PROBLEM DETAILS –
Locate the string "Speed" throughout the material and copy every line in which it occurs.

[Data records]

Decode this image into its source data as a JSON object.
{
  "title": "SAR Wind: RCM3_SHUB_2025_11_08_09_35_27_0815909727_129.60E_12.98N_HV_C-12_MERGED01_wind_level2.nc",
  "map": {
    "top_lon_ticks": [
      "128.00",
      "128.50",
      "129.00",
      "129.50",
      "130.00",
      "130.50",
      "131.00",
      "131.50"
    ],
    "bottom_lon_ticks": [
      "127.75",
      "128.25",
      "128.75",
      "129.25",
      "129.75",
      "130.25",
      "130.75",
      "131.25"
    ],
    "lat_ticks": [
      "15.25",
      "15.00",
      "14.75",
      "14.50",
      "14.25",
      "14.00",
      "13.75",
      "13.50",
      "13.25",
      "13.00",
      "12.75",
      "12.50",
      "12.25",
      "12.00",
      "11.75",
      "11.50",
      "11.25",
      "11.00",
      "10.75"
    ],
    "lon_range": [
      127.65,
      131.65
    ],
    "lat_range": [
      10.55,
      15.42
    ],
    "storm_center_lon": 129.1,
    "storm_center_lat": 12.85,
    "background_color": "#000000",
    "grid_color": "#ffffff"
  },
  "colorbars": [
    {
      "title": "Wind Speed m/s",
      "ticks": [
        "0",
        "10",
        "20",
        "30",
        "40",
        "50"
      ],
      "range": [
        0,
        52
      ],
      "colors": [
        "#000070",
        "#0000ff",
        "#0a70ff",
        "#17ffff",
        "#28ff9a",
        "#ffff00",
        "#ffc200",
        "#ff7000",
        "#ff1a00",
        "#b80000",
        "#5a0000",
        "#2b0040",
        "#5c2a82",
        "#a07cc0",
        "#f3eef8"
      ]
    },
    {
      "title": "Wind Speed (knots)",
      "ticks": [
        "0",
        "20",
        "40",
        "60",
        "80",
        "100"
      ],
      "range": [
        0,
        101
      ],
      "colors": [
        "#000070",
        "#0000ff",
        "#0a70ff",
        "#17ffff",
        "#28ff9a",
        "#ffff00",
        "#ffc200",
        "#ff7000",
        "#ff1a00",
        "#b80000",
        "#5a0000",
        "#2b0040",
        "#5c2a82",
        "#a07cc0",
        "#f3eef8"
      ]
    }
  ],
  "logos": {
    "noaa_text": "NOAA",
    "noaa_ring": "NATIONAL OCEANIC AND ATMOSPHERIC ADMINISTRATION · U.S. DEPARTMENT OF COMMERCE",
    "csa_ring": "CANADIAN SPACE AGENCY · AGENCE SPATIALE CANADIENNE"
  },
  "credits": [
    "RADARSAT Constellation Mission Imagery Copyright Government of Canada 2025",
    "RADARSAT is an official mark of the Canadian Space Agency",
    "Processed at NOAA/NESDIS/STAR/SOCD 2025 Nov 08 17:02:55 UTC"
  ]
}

---

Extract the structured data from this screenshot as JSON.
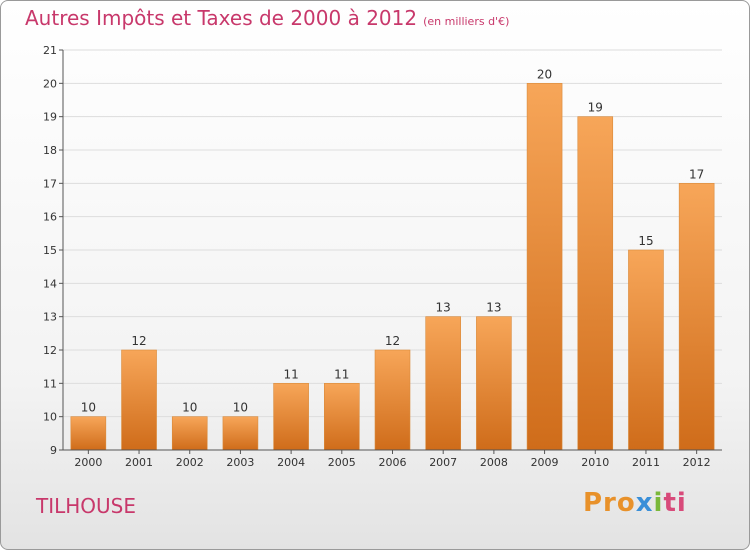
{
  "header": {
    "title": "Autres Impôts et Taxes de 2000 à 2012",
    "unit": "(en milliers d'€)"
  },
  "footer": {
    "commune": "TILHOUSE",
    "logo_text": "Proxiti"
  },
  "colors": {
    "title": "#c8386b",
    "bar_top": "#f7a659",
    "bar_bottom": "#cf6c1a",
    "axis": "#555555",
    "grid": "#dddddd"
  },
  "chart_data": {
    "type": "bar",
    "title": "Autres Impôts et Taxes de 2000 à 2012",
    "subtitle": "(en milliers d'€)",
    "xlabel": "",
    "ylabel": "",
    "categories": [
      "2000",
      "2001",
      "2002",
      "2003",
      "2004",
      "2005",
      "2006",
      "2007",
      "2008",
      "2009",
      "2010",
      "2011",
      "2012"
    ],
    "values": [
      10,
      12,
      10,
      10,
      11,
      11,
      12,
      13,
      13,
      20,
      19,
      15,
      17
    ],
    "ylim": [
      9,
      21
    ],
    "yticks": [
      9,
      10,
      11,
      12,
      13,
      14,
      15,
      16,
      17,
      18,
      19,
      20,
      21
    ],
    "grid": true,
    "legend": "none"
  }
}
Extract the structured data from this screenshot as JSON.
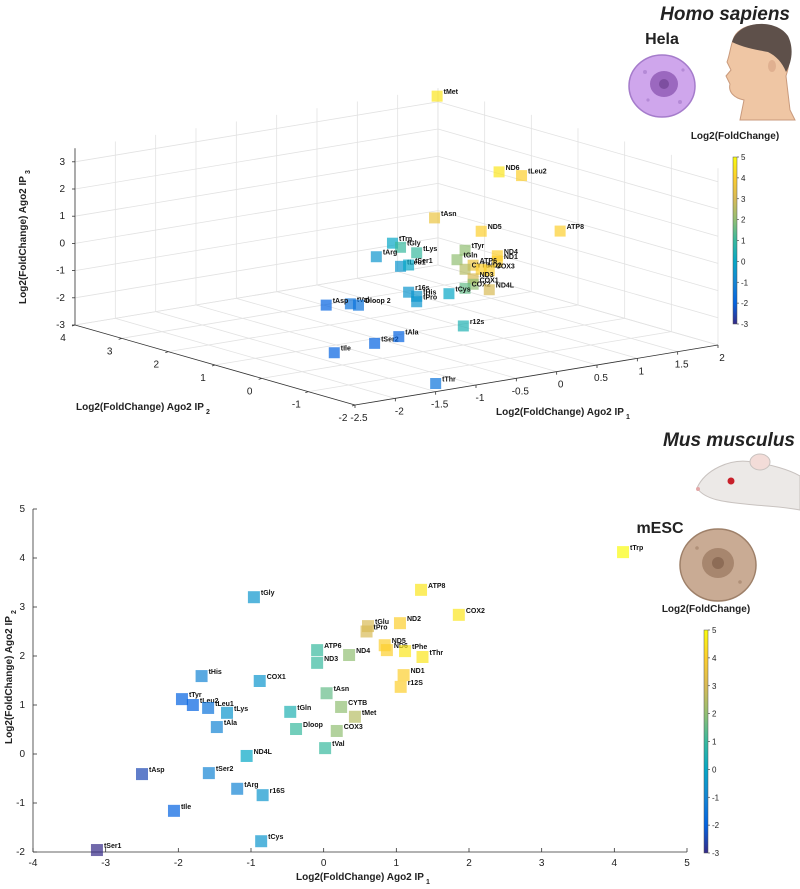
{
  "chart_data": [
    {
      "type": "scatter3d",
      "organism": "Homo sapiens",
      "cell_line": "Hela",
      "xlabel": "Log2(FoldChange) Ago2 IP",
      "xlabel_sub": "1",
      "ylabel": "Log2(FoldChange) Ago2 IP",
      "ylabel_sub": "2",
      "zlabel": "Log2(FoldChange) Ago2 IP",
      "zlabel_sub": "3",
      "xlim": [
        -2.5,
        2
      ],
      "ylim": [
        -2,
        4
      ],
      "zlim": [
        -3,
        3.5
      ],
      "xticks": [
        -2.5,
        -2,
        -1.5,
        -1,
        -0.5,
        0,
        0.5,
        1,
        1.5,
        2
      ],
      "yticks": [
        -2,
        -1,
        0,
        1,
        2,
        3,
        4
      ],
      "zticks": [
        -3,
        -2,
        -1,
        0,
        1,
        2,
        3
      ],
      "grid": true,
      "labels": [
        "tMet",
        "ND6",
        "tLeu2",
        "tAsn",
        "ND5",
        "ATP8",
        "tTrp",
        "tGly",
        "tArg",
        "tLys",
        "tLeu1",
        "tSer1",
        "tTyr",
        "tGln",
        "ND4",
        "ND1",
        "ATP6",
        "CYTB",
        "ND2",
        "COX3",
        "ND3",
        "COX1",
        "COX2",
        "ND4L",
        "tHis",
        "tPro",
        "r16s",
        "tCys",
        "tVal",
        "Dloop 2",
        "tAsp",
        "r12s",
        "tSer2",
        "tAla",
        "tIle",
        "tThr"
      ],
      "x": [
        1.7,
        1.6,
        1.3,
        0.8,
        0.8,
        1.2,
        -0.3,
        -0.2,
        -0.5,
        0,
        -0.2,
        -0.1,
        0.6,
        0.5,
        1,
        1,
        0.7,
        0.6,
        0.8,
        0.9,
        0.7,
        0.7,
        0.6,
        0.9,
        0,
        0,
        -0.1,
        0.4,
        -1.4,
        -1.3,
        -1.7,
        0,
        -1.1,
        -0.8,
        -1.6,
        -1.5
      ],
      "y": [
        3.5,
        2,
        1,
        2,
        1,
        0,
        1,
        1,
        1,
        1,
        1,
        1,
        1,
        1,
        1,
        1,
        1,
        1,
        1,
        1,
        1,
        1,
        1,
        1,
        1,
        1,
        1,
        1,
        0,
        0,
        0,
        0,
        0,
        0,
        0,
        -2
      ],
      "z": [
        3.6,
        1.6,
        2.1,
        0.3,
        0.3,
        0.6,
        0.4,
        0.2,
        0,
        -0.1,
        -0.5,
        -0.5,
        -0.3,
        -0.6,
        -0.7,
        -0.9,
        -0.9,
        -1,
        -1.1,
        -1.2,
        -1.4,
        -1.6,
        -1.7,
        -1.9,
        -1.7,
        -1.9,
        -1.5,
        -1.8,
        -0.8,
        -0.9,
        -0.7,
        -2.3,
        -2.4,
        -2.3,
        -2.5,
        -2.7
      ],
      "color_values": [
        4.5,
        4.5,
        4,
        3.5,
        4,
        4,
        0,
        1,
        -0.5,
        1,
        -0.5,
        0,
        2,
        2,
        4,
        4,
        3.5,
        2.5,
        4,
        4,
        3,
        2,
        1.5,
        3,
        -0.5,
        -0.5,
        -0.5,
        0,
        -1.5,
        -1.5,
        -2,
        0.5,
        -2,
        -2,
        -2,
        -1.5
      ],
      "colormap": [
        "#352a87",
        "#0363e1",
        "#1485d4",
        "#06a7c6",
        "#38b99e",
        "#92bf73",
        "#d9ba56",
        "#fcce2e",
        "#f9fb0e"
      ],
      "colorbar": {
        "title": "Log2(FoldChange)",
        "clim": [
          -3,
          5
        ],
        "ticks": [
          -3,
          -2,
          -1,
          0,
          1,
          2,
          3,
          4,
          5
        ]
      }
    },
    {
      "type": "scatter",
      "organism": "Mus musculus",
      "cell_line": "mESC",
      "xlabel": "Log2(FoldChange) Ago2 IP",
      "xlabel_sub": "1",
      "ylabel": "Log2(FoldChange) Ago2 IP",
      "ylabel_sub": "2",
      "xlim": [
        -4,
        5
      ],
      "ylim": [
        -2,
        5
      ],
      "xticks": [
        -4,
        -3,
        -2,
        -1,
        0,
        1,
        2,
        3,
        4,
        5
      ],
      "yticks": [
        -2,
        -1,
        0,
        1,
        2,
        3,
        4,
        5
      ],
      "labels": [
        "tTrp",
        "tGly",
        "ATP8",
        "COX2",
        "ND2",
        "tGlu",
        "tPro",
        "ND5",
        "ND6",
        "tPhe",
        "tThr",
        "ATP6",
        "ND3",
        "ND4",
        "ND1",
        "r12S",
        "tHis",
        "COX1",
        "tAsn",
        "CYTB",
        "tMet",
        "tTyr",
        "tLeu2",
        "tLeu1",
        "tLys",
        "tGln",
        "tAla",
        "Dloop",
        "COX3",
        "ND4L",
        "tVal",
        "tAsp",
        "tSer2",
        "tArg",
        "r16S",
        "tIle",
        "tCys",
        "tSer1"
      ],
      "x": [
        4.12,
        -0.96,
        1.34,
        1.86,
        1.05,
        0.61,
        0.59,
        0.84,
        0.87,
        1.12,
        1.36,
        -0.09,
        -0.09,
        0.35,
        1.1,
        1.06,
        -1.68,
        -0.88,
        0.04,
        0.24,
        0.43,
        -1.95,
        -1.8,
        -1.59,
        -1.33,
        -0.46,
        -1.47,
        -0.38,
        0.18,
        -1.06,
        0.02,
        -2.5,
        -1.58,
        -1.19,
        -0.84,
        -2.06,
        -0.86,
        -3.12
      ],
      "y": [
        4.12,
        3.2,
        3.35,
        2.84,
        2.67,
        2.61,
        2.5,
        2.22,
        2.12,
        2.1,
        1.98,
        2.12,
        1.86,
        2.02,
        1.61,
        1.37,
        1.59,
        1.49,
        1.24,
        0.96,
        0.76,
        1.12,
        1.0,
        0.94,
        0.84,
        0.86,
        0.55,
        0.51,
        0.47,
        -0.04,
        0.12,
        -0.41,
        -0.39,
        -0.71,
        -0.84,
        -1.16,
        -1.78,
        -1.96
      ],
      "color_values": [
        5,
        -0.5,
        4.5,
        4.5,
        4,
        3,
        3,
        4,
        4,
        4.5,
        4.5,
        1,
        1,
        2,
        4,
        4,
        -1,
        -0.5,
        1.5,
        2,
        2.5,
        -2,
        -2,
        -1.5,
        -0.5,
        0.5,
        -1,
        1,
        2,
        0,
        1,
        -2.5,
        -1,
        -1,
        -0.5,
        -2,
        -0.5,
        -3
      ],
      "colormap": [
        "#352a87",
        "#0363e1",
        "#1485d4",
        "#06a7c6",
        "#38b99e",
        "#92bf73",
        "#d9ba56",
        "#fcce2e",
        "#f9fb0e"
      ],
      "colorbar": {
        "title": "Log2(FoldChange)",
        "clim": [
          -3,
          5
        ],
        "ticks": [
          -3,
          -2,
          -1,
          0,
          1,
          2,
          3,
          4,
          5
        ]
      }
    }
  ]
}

RESPONSE BELOW –
      "title": "Wind Speed m/s",
      "title": "Wind Speed (knots)",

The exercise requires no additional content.